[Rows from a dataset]

━━━━

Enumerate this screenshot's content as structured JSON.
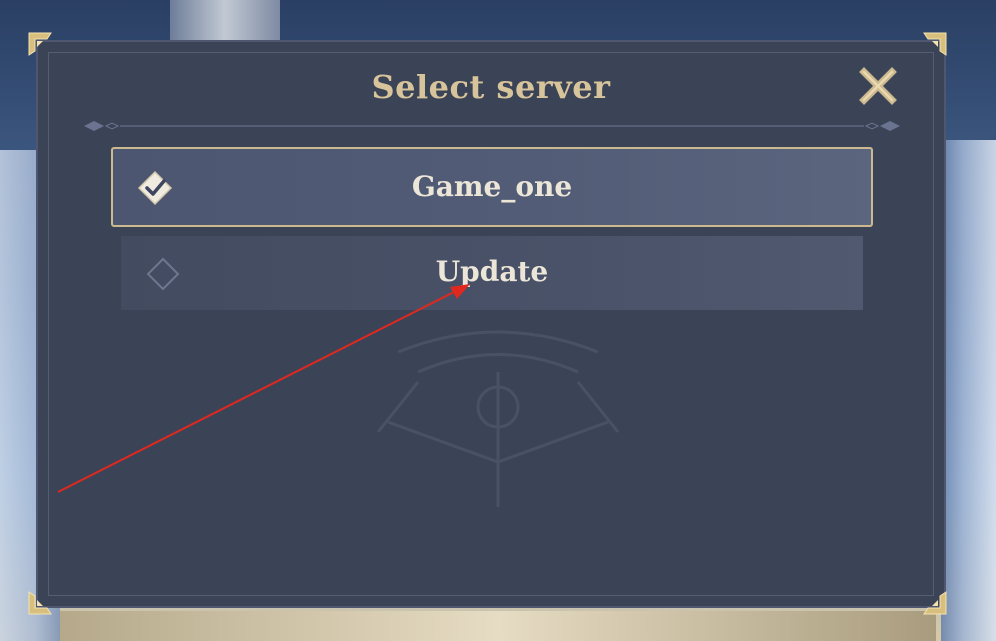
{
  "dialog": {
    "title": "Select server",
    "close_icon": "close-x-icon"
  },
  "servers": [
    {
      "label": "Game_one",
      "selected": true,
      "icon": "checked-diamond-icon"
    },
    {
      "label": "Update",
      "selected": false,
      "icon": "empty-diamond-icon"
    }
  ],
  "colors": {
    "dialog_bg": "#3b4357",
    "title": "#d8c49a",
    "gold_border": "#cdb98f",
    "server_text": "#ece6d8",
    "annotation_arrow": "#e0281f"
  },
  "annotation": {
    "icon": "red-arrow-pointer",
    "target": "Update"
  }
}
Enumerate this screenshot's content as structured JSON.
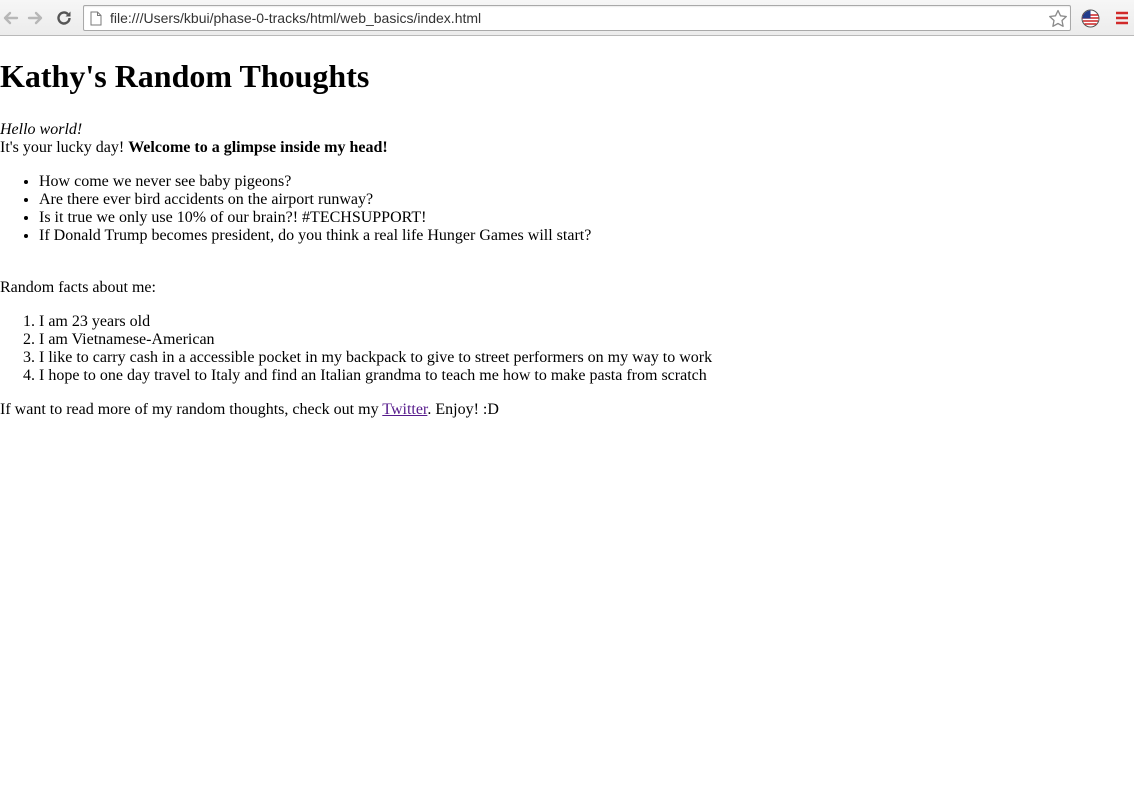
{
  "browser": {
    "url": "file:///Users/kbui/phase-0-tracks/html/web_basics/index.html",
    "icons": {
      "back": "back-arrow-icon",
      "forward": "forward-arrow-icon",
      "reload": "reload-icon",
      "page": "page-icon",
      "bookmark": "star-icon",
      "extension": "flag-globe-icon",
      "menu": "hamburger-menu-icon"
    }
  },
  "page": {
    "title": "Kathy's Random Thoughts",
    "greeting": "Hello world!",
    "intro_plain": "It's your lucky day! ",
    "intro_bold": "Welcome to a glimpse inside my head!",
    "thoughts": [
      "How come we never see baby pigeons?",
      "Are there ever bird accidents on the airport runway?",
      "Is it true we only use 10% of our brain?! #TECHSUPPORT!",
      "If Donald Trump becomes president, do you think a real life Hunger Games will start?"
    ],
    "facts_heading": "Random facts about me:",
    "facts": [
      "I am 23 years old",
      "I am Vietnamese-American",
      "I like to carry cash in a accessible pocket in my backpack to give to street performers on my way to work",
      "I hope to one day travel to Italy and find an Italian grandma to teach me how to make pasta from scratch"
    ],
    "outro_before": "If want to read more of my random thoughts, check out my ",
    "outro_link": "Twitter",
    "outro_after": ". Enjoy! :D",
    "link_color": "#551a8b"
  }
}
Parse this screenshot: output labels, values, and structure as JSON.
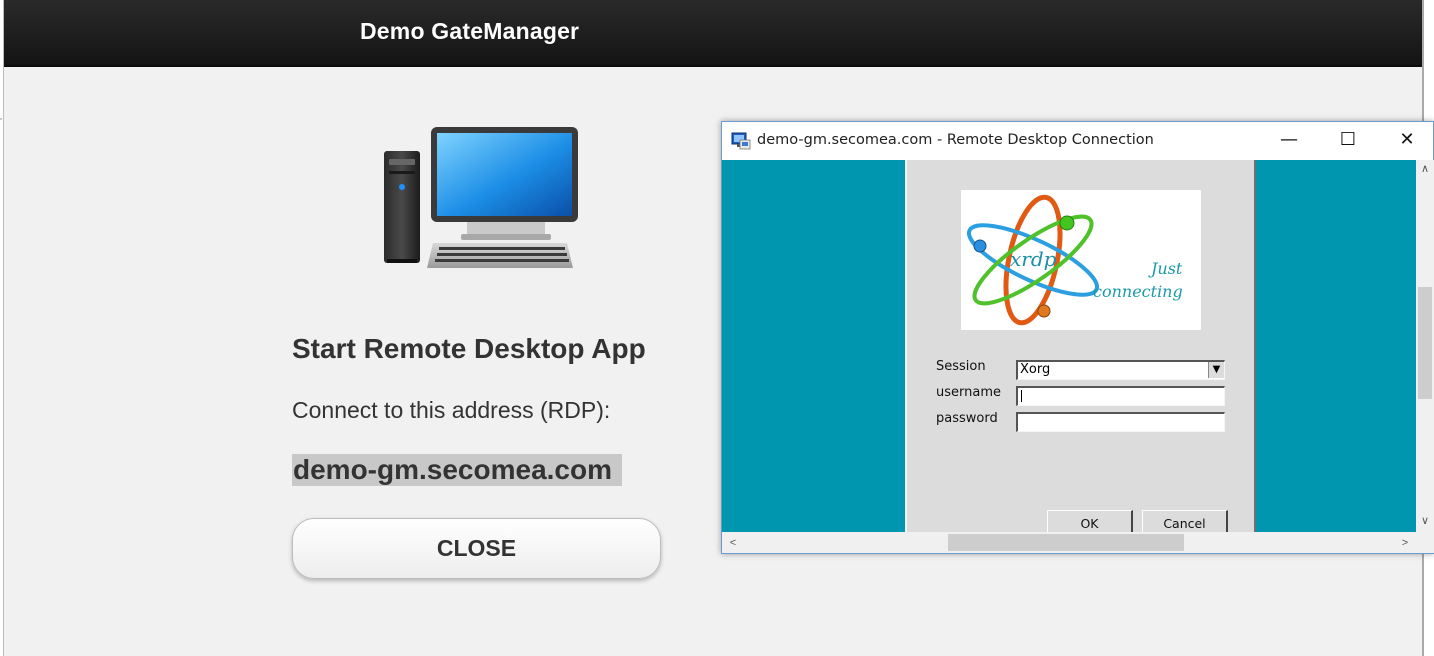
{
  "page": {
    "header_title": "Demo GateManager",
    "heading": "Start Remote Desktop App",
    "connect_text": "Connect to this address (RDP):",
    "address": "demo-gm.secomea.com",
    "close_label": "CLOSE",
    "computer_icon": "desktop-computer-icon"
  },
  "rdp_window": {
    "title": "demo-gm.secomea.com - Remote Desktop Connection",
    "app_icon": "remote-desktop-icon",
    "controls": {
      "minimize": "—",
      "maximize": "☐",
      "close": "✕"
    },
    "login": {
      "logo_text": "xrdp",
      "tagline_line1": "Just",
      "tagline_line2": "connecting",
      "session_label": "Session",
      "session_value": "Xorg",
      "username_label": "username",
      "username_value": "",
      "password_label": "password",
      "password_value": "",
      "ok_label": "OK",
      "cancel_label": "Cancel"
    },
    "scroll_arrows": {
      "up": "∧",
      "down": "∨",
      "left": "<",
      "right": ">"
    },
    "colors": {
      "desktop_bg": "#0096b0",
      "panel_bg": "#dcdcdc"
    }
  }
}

━━━━

* TASK DESCRIPTION *
Without the pictures, output the full listing exactly as it stands.

* EXERCISE SOLUTION *
Enumerate this screenshot's content as structured JSON.
{
  "dialog": {
    "title": "Select server",
    "close_icon": "close-x-icon"
  },
  "servers": [
    {
      "label": "Game_one",
      "selected": true,
      "icon": "checked-diamond-icon"
    },
    {
      "label": "Update",
      "selected": false,
      "icon": "empty-diamond-icon"
    }
  ],
  "colors": {
    "dialog_bg": "#3b4357",
    "title": "#d8c49a",
    "gold_border": "#cdb98f",
    "server_text": "#ece6d8",
    "annotation_arrow": "#e0281f"
  },
  "annotation": {
    "icon": "red-arrow-pointer",
    "target": "Update"
  }
}
Enumerate this screenshot's content as structured JSON.
{
  "browser": {
    "url": "file:///Users/kbui/phase-0-tracks/html/web_basics/index.html",
    "icons": {
      "back": "back-arrow-icon",
      "forward": "forward-arrow-icon",
      "reload": "reload-icon",
      "page": "page-icon",
      "bookmark": "star-icon",
      "extension": "flag-globe-icon",
      "menu": "hamburger-menu-icon"
    }
  },
  "page": {
    "title": "Kathy's Random Thoughts",
    "greeting": "Hello world!",
    "intro_plain": "It's your lucky day! ",
    "intro_bold": "Welcome to a glimpse inside my head!",
    "thoughts": [
      "How come we never see baby pigeons?",
      "Are there ever bird accidents on the airport runway?",
      "Is it true we only use 10% of our brain?! #TECHSUPPORT!",
      "If Donald Trump becomes president, do you think a real life Hunger Games will start?"
    ],
    "facts_heading": "Random facts about me:",
    "facts": [
      "I am 23 years old",
      "I am Vietnamese-American",
      "I like to carry cash in a accessible pocket in my backpack to give to street performers on my way to work",
      "I hope to one day travel to Italy and find an Italian grandma to teach me how to make pasta from scratch"
    ],
    "outro_before": "If want to read more of my random thoughts, check out my ",
    "outro_link": "Twitter",
    "outro_after": ". Enjoy! :D",
    "link_color": "#551a8b"
  }
}
Parse this screenshot: output labels, values, and structure as JSON.
{
  "page": {
    "header_title": "Demo GateManager",
    "heading": "Start Remote Desktop App",
    "connect_text": "Connect to this address (RDP):",
    "address": "demo-gm.secomea.com",
    "close_label": "CLOSE",
    "computer_icon": "desktop-computer-icon"
  },
  "rdp_window": {
    "title": "demo-gm.secomea.com - Remote Desktop Connection",
    "app_icon": "remote-desktop-icon",
    "controls": {
      "minimize": "—",
      "maximize": "☐",
      "close": "✕"
    },
    "login": {
      "logo_text": "xrdp",
      "tagline_line1": "Just",
      "tagline_line2": "connecting",
      "session_label": "Session",
      "session_value": "Xorg",
      "username_label": "username",
      "username_value": "",
      "password_label": "password",
      "password_value": "",
      "ok_label": "OK",
      "cancel_label": "Cancel"
    },
    "scroll_arrows": {
      "up": "∧",
      "down": "∨",
      "left": "<",
      "right": ">"
    },
    "colors": {
      "desktop_bg": "#0096b0",
      "panel_bg": "#dcdcdc"
    }
  }
}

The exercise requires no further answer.